| Directive |
Extract each line from the entries below that has the string "this" in it.

| Dataset records |

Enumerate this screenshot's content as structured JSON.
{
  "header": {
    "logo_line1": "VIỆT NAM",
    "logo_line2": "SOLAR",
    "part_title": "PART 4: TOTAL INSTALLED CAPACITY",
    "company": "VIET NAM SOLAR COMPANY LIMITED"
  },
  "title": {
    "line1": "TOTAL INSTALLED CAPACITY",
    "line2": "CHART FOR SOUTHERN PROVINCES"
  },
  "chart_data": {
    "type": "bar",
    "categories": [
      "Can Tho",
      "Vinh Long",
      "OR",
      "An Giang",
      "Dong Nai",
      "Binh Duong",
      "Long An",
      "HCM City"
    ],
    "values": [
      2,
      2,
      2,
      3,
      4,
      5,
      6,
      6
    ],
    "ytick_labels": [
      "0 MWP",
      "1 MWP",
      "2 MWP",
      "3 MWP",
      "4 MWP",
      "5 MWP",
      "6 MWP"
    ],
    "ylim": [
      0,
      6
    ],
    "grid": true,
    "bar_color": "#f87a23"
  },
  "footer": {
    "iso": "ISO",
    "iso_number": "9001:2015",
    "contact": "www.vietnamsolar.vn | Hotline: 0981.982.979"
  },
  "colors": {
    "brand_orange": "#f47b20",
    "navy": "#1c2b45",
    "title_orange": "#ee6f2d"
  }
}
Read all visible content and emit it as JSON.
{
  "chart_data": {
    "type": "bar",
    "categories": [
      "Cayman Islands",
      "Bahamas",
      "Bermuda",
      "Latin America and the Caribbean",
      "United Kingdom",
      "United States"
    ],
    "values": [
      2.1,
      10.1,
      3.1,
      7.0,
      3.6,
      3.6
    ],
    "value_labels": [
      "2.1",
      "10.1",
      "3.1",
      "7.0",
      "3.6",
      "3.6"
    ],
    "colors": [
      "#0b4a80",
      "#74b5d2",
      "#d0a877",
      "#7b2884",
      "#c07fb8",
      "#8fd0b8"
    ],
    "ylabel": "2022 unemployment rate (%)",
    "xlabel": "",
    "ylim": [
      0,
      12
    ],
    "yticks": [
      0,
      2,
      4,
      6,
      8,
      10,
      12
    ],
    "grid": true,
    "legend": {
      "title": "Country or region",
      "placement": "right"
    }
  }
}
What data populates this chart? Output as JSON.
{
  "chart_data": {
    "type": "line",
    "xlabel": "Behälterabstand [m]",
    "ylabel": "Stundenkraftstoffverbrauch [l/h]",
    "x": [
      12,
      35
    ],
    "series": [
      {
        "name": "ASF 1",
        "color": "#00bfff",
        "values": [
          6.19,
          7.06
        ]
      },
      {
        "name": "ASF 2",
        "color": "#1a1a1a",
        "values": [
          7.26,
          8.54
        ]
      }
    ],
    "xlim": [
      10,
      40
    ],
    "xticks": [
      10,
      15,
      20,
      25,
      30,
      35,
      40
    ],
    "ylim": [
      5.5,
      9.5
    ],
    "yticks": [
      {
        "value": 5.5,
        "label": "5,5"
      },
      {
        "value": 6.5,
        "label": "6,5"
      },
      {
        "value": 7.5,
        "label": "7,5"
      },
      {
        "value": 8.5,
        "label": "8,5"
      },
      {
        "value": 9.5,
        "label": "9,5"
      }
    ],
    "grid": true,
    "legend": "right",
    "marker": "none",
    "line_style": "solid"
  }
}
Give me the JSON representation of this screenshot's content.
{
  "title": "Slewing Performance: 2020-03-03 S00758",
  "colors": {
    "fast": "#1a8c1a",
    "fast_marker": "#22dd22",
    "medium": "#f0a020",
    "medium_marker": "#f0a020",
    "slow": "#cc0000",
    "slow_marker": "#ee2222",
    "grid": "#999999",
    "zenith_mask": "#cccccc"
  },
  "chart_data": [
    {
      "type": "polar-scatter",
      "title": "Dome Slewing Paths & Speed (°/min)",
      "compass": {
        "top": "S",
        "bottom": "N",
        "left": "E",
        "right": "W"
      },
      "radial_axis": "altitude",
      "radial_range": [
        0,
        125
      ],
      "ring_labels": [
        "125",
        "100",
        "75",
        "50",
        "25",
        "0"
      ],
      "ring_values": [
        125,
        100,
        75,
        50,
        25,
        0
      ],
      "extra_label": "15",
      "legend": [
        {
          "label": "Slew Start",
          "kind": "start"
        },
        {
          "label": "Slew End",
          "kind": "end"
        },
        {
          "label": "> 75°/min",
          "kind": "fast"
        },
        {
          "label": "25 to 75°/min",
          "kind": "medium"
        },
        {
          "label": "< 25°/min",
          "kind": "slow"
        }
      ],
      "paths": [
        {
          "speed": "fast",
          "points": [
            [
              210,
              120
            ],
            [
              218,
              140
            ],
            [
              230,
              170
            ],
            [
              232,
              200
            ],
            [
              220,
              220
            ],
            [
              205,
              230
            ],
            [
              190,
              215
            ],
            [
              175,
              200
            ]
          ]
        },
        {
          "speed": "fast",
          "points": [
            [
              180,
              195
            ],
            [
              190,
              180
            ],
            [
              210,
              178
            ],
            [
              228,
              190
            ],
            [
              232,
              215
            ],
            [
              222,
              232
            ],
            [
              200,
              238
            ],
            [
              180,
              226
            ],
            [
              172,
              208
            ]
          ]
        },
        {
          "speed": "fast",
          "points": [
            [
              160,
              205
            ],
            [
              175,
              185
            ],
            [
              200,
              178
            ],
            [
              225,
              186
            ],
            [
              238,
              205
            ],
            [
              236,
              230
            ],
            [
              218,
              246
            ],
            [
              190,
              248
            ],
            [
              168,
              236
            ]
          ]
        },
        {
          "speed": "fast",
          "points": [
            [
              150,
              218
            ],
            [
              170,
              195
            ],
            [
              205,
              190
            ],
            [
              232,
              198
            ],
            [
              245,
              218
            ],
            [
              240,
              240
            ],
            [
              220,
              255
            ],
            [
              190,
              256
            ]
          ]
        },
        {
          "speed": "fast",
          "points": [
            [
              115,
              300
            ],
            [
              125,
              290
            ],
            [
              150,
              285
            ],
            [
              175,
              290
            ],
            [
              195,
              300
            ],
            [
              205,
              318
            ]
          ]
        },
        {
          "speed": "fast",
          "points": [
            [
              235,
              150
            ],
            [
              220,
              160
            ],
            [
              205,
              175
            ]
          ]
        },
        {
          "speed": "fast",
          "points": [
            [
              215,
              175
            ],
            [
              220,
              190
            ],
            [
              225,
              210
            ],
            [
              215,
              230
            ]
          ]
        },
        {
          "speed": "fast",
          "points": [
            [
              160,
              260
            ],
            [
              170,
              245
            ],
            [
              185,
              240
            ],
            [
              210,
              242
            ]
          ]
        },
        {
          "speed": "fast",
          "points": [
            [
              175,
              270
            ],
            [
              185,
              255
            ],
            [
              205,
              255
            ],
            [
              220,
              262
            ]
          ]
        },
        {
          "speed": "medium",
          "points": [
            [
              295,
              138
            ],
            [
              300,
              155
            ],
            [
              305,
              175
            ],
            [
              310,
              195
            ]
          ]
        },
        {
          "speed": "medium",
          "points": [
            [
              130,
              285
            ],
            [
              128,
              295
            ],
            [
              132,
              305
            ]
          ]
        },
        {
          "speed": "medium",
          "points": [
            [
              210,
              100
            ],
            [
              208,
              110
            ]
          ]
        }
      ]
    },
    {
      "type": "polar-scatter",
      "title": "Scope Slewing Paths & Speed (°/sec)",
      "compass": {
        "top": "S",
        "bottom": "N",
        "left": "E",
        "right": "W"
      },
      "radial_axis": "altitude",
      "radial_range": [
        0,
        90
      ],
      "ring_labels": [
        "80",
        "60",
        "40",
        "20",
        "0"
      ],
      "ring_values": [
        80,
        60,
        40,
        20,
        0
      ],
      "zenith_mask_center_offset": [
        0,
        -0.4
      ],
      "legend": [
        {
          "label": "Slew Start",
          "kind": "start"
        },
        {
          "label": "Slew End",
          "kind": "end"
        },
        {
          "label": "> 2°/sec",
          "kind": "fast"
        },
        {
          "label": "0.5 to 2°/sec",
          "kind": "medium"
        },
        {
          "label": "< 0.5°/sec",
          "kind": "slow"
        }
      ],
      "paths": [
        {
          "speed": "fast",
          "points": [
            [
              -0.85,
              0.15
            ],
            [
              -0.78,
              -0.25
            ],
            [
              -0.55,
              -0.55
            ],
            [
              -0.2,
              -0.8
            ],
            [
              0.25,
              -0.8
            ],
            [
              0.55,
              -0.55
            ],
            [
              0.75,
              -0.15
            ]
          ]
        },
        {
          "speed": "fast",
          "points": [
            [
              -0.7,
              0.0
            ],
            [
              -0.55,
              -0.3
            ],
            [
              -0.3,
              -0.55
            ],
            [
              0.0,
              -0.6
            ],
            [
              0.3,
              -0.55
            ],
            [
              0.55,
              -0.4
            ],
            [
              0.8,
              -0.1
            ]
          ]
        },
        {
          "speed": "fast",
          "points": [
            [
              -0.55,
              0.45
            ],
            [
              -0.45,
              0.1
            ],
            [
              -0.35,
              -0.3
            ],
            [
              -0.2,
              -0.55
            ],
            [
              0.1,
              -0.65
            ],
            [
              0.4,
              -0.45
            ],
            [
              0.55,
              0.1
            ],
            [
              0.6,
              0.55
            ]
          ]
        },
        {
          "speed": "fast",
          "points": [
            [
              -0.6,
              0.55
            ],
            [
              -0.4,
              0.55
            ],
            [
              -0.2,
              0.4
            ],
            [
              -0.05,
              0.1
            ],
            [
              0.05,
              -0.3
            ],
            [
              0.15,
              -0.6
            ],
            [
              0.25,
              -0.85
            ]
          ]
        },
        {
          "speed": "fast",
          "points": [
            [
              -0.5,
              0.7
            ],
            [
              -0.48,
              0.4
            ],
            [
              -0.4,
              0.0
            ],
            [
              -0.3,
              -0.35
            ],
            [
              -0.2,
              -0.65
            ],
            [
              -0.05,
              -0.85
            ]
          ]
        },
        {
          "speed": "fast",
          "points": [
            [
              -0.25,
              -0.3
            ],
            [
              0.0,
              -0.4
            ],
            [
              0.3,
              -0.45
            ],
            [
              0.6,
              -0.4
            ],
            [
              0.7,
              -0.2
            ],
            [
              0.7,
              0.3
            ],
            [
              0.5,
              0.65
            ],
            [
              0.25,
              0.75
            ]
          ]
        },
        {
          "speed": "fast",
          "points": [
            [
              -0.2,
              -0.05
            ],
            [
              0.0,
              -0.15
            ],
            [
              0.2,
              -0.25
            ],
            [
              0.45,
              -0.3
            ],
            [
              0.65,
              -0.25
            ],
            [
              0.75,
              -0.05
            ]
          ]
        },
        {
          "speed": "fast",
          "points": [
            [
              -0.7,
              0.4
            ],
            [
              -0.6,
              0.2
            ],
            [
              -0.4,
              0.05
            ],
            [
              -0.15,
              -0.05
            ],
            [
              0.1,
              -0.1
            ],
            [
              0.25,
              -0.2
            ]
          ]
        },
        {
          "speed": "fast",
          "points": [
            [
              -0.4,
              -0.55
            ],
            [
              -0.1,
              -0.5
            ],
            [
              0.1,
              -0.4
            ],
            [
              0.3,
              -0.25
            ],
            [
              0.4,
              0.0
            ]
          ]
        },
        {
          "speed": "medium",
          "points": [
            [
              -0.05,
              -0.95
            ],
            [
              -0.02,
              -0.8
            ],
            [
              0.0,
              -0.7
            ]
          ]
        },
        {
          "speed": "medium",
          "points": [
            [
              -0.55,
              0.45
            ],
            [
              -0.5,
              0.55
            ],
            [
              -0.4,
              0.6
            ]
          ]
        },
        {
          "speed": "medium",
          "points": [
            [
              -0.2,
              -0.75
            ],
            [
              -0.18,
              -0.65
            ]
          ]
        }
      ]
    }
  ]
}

| The output |
Enumerate this screenshot's content as structured JSON.
What data populates this chart? Output as JSON.
Give me the JSON representation of this screenshot's content.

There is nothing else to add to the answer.